__What you will do__
Extract the lines that hold the string "level".

((

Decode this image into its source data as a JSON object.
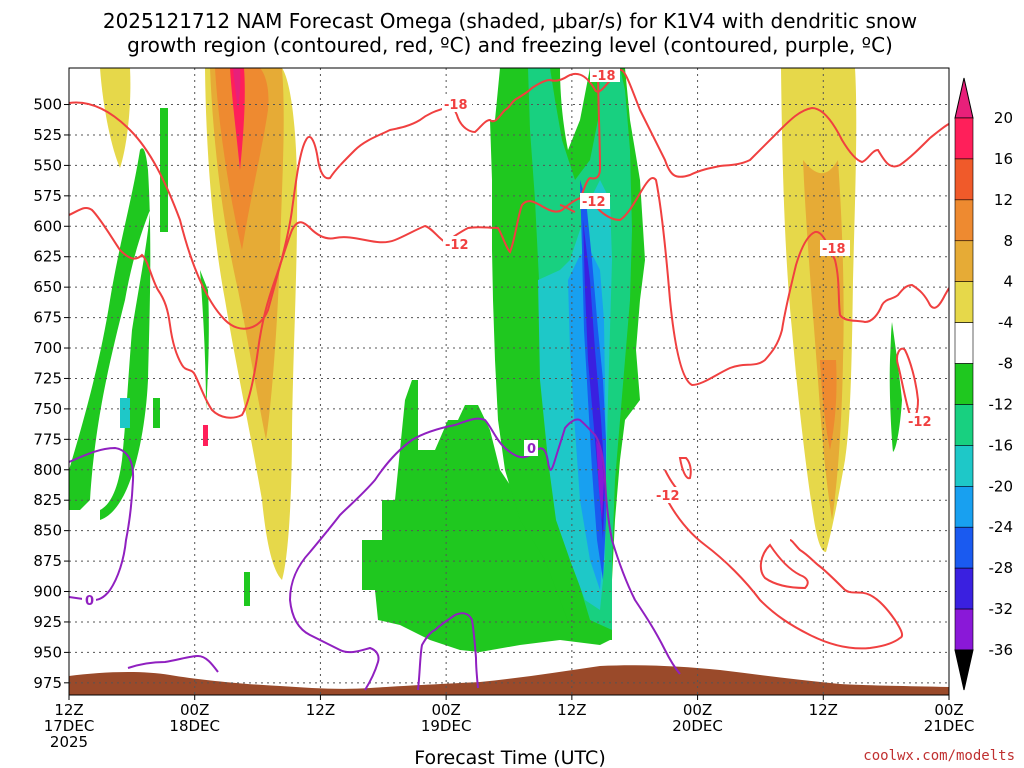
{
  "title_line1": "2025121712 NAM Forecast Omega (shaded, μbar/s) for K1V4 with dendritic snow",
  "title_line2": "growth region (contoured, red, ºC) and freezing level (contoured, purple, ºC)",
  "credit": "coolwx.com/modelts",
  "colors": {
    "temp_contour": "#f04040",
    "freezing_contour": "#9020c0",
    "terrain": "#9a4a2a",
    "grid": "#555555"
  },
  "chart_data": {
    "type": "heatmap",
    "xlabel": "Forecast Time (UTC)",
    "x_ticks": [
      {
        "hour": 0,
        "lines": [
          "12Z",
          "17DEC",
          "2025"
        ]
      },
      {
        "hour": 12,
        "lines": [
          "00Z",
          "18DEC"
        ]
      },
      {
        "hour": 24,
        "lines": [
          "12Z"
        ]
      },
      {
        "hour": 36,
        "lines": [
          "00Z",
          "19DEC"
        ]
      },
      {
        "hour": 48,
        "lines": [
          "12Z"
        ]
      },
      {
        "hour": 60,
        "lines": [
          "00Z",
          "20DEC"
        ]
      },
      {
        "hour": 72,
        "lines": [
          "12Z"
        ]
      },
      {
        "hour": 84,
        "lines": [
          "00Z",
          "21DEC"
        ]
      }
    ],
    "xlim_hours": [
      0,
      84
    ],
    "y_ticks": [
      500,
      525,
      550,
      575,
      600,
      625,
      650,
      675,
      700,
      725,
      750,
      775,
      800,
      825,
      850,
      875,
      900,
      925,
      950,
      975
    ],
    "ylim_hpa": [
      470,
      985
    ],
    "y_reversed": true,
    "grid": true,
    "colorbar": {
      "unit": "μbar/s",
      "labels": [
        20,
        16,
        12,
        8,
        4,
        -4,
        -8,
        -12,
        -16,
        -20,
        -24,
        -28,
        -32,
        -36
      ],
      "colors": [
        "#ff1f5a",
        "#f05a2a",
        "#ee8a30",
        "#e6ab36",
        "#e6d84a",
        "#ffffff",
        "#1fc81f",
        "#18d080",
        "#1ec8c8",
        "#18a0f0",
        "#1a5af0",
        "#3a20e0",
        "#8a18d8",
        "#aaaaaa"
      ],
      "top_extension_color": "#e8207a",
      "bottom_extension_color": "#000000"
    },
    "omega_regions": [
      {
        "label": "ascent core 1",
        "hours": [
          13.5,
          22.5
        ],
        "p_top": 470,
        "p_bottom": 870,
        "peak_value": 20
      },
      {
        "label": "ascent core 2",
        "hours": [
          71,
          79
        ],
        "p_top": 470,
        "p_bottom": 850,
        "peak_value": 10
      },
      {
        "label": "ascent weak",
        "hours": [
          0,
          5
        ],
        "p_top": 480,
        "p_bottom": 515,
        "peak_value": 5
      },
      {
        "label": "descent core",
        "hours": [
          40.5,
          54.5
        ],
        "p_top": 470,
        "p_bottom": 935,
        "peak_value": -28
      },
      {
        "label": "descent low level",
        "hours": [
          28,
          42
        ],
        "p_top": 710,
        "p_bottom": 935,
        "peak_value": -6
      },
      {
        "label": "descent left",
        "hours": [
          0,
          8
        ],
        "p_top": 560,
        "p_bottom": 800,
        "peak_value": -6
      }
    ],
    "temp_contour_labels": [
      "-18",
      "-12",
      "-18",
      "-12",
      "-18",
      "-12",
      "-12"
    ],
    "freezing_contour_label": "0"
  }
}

))

__Answer to this task__
  "title_line2": "growth region (contoured, red, ºC) and freezing level (contoured, purple, ºC)",
        "label": "descent low level",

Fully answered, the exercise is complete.